▸ Written exercise:
Reproduce word for word the lines in the entries below, everything from the line containing "410, 134, 432]" down to the line containing "183, 440, 204]", with both of those lines included.
# Start of Data entries
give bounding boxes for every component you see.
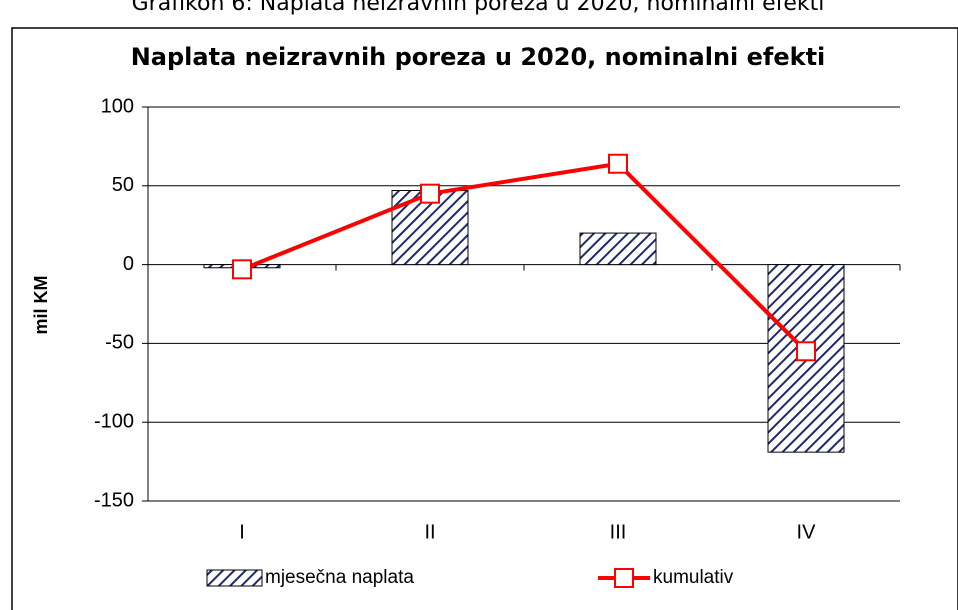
y-tick-label: -100	[94, 410, 134, 432]
x-tick-label: I	[239, 521, 245, 543]
y-tick-label: -150	[94, 489, 134, 511]
chart-title: Naplata neizravnih poreza u 2020, nomina…	[131, 43, 826, 71]
legend-label: kumulativ	[653, 567, 734, 588]
y-tick-label: 0	[123, 253, 134, 275]
x-tick-label: III	[610, 521, 627, 543]
y-tick-label: 100	[101, 95, 134, 117]
y-tick-label: 50	[112, 174, 134, 196]
marker	[232, 259, 252, 280]
marker	[420, 183, 440, 204]
y-tick-label: -50	[105, 332, 134, 354]
chart-frame	[11, 27, 958, 610]
bar	[579, 232, 657, 266]
marker	[796, 341, 816, 362]
legend-label: mjesečna naplata	[265, 567, 414, 588]
legend-swatch	[206, 569, 263, 587]
x-tick-label: IV	[797, 521, 817, 543]
legend-marker	[614, 568, 634, 588]
caption: Grafikon 6: Naplata neizravnih poreza u …	[132, 0, 825, 16]
line	[241, 161, 808, 353]
x-tick-label: II	[424, 521, 435, 543]
marker	[608, 153, 628, 174]
y-axis-label: mil KM	[31, 275, 51, 334]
# End of Data entries
▸ Task output:
y-tick-label: -100	[94, 410, 134, 432]
x-tick-label: I	[239, 521, 245, 543]
y-tick-label: -150	[94, 489, 134, 511]
chart-title: Naplata neizravnih poreza u 2020, nomina…	[131, 43, 826, 71]
legend-label: kumulativ	[653, 567, 734, 588]
y-tick-label: 0	[123, 253, 134, 275]
x-tick-label: III	[610, 521, 627, 543]
y-tick-label: 100	[101, 95, 134, 117]
y-tick-label: 50	[112, 174, 134, 196]
marker	[232, 259, 252, 280]
marker	[420, 183, 440, 204]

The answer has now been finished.